Problem description
Skip all pictures, then print the remaining material exactly.

Stored data
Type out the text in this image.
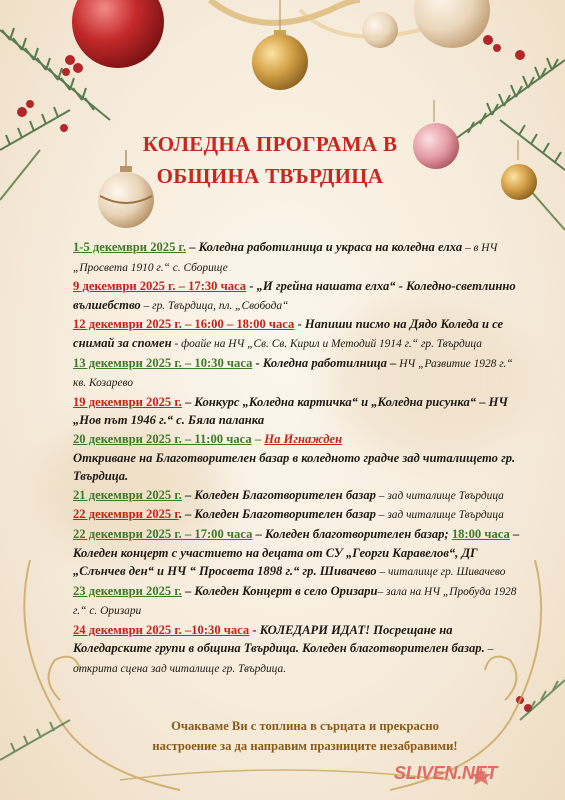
КОЛЕДНА ПРОГРАМА В
ОБЩИНА ТВЪРДИЦА

1-5 декември 2025 г. – Коледна работилница и украса на коледна елха – в НЧ „Просвета 1910 г.“ с. Сборище

9 декември 2025 г. – 17:30 часа - „И грейна нашата елха“ - Коледно-светлинно вълшебство – гр. Твърдица, пл. „Свобода“

12 декември 2025 г. – 16:00 – 18:00 часа - Напиши писмо на Дядо Коледа и се снимай за спомен - фоайе на НЧ „Св. Св. Кирил и Методий 1914 г.“ гр. Твърдица

13 декември 2025 г. – 10:30 часа - Коледна работилница – НЧ „Развитие 1928 г.“ кв. Козарево

19 декември 2025 г. – Конкурс „Коледна картичка“ и „Коледна рисунка“ – НЧ „Нов път 1946 г.“ с. Бяла паланка

20 декември 2025 г. – 11:00 часа – На Игнажден
Откриване на Благотворителен базар в коледното градче зад читалището гр. Твърдица.

21 декември 2025 г. – Коледен Благотворителен базар – зад читалище Твърдица

22 декември 2025 г. – Коледен Благотворителен базар – зад читалище Твърдица

22 декември 2025 г. – 17:00 часа – Коледен благотворителен базар; 18:00 часа – Коледен концерт с участието на децата от СУ „Георги Каравелов“, ДГ „Слънчев ден“ и НЧ “ Просвета 1898 г.“ гр. Шивачево – читалище гр. Шивачево

23 декември 2025 г. – Коледен Концерт в село Оризари– зала на НЧ „Пробуда 1928 г.“ с. Оризари

24 декември 2025 г. –10:30 часа - КОЛЕДАРИ ИДАТ! Посрещане на Коледарските групи в община Твърдица. Коледен благотворителен базар. – открита сцена зад читалище гр. Твърдица.

Очакваме Ви с топлина в сърцата и прекрасно
настроение за да направим празниците незабравими!
SLIVEN.NET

Solution to this exercise
Type out the text in this image.
КОЛЕДНА ПРОГРАМА В
ОБЩИНА ТВЪРДИЦА

1-5 декември 2025 г. – Коледна работилница и украса на коледна елха – в НЧ „Просвета 1910 г.“ с. Сборище

9 декември 2025 г. – 17:30 часа - „И грейна нашата елха“ - Коледно-светлинно вълшебство – гр. Твърдица, пл. „Свобода“

12 декември 2025 г. – 16:00 – 18:00 часа - Напиши писмо на Дядо Коледа и се снимай за спомен - фоайе на НЧ „Св. Св. Кирил и Методий 1914 г.“ гр. Твърдица

13 декември 2025 г. – 10:30 часа - Коледна работилница – НЧ „Развитие 1928 г.“ кв. Козарево

19 декември 2025 г. – Конкурс „Коледна картичка“ и „Коледна рисунка“ – НЧ „Нов път 1946 г.“ с. Бяла паланка

20 декември 2025 г. – 11:00 часа – На Игнажден
Откриване на Благотворителен базар в коледното градче зад читалището гр. Твърдица.

21 декември 2025 г. – Коледен Благотворителен базар – зад читалище Твърдица

22 декември 2025 г. – Коледен Благотворителен базар – зад читалище Твърдица

22 декември 2025 г. – 17:00 часа – Коледен благотворителен базар; 18:00 часа – Коледен концерт с участието на децата от СУ „Георги Каравелов“, ДГ „Слънчев ден“ и НЧ “ Просвета 1898 г.“ гр. Шивачево – читалище гр. Шивачево

23 декември 2025 г. – Коледен Концерт в село Оризари– зала на НЧ „Пробуда 1928 г.“ с. Оризари

24 декември 2025 г. –10:30 часа - КОЛЕДАРИ ИДАТ! Посрещане на Коледарските групи в община Твърдица. Коледен благотворителен базар. – открита сцена зад читалище гр. Твърдица.

Очакваме Ви с топлина в сърцата и прекрасно
настроение за да направим празниците незабравими!
SLIVEN.NET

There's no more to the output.